== Objective ==
Continue the passage below about the Latter-day Saints leadership asking that the name "Mormon" no longer be used, picking up after its last sentence.

In other reading that made me laugh and roll my eyes was the article about how The president of The Church Of Jesus Christ Of Latter Day Saints Russell Nelson ( Oh ! so Thats the name of the current leader! I think. Its been a while since that sort of information was second nature to me ) wants the abbreviated name for members of the church to be no longer used.   https://www.buzzfeed.com/jimdalrympleii/the-mormon-church-doesnt-want-to-be-called-mormon-any-more?utm_term=.oho5GydZxE#.fe9NeDZOyP

We ask that the term ‘Mormons’ not be used,” the style guide now states. It also says that the term ‘Mormonism’ is inaccurate and should not be used.

== Record excerpts ==
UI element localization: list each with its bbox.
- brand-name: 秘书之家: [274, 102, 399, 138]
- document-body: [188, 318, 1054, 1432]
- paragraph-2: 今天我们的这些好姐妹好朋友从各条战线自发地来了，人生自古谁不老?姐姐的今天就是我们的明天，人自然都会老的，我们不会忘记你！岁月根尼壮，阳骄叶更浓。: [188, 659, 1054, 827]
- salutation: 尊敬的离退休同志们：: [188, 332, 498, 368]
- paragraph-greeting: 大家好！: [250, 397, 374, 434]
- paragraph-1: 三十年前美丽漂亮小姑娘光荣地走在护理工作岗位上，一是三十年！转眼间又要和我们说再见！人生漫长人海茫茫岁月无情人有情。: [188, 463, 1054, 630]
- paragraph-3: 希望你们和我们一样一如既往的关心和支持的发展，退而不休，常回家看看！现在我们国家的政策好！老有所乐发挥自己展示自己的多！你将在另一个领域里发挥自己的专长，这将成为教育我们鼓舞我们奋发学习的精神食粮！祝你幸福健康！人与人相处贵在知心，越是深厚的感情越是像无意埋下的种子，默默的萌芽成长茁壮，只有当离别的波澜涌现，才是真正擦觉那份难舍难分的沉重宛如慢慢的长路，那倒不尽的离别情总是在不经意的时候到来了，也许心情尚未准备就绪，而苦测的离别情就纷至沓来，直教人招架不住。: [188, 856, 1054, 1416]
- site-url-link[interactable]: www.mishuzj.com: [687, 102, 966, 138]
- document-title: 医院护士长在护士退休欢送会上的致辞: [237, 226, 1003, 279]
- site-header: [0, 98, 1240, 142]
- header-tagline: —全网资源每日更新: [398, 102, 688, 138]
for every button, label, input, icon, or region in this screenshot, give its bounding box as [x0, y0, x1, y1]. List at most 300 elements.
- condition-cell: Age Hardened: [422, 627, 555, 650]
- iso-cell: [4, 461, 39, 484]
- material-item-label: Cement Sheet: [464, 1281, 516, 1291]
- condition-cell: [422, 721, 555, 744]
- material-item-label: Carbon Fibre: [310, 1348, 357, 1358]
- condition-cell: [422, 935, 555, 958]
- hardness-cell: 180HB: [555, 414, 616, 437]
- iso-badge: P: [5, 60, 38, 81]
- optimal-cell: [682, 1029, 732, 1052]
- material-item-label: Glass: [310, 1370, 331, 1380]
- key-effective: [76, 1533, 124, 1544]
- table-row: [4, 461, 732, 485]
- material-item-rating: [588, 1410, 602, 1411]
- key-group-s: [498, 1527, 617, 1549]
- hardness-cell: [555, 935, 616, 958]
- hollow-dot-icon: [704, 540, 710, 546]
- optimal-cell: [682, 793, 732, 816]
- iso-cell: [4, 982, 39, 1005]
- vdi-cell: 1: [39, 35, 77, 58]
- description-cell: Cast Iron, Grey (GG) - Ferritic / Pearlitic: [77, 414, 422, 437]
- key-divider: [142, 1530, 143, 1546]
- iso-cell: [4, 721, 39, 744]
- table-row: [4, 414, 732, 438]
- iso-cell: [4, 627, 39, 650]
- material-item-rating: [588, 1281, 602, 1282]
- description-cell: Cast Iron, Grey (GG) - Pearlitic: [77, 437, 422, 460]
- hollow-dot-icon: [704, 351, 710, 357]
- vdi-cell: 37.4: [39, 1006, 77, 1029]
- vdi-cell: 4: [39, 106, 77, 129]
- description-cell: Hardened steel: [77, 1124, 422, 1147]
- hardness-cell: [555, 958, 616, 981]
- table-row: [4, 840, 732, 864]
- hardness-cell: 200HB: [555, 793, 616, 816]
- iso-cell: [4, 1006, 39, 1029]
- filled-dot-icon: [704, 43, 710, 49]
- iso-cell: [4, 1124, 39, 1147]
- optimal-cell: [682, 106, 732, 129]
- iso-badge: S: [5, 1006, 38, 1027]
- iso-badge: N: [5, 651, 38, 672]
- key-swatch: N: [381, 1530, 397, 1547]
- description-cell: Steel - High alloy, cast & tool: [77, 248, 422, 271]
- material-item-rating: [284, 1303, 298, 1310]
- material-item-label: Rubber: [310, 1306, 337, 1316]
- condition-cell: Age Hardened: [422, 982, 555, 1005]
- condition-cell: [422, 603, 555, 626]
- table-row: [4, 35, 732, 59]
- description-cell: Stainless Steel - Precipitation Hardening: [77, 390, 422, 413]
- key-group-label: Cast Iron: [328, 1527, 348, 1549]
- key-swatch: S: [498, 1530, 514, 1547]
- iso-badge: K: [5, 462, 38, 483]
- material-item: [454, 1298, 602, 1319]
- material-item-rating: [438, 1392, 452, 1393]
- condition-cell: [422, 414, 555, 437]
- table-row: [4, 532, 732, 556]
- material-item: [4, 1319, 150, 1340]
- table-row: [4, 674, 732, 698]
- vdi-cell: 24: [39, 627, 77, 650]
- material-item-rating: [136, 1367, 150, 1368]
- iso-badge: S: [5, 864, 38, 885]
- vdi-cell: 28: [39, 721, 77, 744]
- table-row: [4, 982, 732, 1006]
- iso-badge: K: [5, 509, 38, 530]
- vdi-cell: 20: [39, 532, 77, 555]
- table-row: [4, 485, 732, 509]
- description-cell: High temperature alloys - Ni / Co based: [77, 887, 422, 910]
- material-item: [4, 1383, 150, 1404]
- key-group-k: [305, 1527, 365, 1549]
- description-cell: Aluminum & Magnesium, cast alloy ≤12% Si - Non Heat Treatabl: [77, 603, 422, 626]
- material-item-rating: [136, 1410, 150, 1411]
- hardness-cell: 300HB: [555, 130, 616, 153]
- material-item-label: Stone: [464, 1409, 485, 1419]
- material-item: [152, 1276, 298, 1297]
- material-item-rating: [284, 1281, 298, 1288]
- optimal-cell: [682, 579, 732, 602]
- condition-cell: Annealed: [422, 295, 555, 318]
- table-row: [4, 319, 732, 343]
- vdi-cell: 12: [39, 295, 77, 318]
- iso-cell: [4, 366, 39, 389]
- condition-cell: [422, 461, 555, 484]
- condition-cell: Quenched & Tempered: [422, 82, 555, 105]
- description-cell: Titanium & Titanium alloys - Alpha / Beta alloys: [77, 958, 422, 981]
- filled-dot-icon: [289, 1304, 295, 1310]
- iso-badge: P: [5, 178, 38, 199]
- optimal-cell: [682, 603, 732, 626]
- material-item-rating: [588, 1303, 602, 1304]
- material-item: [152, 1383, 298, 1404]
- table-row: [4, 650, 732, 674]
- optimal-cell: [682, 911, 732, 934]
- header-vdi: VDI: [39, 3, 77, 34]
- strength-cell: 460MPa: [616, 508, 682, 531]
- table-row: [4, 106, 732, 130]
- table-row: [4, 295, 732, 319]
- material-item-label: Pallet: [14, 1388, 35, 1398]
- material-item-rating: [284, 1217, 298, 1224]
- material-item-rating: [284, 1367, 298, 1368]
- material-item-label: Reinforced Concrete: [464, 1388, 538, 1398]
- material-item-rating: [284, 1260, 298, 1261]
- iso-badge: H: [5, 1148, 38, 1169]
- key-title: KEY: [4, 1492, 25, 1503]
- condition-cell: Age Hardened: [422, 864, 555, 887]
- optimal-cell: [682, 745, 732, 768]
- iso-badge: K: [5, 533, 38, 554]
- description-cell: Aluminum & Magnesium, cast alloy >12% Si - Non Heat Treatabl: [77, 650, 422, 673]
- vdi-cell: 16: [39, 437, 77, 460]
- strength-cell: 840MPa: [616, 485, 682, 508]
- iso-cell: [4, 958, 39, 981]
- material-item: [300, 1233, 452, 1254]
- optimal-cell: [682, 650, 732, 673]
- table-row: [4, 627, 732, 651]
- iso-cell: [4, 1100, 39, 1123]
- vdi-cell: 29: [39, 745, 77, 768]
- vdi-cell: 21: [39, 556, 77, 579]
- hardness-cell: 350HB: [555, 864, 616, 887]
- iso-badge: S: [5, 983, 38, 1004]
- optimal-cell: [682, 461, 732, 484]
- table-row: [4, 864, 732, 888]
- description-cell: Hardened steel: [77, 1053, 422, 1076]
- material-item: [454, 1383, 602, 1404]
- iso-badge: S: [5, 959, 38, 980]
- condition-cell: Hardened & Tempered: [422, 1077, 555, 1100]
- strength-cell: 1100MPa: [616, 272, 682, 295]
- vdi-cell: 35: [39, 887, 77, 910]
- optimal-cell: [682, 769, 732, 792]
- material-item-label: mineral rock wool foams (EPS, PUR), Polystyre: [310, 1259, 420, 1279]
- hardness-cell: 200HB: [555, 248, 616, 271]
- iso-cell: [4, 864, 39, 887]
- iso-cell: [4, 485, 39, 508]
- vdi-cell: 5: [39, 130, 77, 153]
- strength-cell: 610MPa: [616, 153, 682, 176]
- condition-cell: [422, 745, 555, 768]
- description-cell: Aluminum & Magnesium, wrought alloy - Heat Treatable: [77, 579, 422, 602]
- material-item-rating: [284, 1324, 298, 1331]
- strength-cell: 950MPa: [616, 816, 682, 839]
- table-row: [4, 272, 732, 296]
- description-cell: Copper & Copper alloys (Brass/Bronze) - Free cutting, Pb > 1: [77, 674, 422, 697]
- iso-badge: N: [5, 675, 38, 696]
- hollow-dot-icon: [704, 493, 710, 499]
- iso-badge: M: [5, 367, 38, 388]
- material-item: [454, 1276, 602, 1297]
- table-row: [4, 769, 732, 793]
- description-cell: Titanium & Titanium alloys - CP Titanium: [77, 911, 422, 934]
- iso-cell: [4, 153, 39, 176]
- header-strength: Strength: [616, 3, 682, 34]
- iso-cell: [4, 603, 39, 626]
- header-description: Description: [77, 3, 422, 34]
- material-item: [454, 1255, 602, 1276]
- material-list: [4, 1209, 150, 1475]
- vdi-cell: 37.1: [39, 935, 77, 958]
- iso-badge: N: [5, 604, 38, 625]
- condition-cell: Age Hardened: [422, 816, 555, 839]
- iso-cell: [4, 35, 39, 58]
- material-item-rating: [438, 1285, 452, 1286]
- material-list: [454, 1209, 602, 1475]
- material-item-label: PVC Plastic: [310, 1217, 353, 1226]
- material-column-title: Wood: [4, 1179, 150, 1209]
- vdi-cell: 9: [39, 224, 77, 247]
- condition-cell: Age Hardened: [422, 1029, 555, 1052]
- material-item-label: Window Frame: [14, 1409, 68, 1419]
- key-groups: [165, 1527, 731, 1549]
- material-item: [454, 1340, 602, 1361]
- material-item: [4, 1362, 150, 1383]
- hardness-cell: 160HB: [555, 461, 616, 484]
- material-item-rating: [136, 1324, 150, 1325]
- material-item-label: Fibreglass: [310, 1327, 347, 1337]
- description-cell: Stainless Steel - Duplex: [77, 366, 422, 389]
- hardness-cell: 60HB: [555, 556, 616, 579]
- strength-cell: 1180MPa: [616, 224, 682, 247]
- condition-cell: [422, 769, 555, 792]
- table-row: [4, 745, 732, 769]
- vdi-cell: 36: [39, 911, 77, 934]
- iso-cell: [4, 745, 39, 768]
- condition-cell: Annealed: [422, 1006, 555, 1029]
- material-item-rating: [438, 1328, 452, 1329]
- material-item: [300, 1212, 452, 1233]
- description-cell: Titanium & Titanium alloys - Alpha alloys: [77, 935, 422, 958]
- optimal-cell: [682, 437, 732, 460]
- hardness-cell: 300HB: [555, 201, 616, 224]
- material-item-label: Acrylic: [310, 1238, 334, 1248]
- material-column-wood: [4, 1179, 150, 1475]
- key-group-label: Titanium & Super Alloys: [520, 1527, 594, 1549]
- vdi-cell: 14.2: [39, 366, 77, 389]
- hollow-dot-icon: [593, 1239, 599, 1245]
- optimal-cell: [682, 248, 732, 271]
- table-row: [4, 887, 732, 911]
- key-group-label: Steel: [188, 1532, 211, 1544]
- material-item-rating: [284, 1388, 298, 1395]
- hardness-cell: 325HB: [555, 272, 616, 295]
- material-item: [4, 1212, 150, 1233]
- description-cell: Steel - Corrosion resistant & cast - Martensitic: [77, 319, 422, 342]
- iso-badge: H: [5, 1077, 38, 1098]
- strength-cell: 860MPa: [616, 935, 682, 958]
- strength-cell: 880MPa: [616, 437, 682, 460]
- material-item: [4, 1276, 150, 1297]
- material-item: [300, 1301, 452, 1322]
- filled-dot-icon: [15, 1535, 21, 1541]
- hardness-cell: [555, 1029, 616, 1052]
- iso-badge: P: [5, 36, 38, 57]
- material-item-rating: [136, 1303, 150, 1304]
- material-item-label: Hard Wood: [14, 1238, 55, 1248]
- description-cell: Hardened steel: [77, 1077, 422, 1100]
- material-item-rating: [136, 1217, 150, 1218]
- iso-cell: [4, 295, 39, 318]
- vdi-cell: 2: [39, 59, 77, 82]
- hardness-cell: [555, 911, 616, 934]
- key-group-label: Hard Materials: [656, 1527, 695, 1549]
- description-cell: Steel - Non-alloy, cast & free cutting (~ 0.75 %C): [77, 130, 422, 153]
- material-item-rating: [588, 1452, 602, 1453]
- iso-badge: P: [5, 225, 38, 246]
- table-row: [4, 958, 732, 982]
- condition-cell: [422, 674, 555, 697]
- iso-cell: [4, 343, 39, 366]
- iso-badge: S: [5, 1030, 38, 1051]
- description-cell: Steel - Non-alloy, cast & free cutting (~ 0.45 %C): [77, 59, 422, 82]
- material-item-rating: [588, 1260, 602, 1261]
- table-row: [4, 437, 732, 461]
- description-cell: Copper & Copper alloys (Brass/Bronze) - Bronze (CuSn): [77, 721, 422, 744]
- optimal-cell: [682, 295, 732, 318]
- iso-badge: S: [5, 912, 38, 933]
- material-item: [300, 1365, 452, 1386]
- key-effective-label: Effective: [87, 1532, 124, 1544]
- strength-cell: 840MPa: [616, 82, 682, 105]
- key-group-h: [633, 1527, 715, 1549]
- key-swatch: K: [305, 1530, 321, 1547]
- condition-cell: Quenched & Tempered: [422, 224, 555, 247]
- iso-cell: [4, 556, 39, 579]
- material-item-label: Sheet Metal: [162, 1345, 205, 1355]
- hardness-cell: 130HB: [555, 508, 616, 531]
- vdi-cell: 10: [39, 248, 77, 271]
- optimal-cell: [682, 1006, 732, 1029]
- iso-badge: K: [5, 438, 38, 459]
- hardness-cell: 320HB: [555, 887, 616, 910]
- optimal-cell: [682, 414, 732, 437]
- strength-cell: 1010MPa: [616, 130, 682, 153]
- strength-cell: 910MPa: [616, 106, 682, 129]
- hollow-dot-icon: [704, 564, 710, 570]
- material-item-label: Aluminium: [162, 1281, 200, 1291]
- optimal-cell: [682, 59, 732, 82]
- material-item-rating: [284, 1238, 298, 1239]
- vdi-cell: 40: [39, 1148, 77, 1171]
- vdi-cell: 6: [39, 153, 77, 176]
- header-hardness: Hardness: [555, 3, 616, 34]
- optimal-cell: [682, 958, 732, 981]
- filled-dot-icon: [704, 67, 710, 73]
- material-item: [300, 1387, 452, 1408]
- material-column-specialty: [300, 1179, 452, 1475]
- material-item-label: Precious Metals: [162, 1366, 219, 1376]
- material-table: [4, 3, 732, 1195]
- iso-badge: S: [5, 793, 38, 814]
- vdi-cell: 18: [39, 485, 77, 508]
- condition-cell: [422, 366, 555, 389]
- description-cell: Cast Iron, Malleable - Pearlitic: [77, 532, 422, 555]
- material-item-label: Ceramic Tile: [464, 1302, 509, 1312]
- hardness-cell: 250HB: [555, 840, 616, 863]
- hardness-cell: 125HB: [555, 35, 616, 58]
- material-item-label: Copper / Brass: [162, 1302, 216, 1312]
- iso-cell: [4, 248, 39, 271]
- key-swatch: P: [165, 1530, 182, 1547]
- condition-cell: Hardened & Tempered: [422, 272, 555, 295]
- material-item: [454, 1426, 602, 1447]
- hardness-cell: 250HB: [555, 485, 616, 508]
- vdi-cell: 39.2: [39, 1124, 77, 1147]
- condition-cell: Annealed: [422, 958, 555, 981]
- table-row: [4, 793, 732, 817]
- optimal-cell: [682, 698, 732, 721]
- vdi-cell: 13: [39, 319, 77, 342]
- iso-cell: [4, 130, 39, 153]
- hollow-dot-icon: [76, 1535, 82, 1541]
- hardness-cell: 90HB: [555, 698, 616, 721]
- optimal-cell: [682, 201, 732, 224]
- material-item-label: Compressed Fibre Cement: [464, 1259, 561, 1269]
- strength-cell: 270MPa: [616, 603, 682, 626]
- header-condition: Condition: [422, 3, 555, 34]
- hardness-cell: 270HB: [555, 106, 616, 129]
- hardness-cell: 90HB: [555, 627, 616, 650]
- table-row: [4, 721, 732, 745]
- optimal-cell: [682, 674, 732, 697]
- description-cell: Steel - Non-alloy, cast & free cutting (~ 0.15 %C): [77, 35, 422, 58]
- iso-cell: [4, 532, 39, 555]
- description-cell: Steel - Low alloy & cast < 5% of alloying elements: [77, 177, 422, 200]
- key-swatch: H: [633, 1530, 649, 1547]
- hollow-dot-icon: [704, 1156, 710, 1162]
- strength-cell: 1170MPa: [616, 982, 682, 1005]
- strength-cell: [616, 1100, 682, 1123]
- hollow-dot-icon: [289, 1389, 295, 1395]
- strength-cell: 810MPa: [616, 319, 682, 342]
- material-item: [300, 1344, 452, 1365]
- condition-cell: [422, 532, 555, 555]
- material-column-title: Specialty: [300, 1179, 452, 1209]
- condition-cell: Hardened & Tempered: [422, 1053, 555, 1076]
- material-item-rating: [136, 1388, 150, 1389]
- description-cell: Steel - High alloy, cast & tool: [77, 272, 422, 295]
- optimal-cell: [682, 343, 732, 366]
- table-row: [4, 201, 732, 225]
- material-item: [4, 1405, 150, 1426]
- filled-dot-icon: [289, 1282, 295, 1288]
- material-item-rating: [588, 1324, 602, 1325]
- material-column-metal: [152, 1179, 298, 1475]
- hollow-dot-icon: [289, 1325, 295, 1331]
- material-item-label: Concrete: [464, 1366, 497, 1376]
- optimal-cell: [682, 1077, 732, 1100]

== Output for this task ==
This is the grand and important revelation that the lord has bestowed on President Nelson. A revelation that seems somewhat odd considering they spent all that money on advertising all over the world as The smash hit The Book Of Mormon the Musical toured. The church even made advertisements using ”cool’ people like the lead Singer Of The Killers, Brandon Flowers. In the short film slash advertisement we see The lead singer cavorting wholesomely with his family and playing music, whilst he speaks over the montage about family and values and ends with the statement ”I am a Mormon” which is the actual title of the entire campaign.

Here are some more pressing issues that I think the lord should be revealing to The president of The Mormon church in this day and age.

Use reusable shopping bags when grocery shopping. Its not that hard to do.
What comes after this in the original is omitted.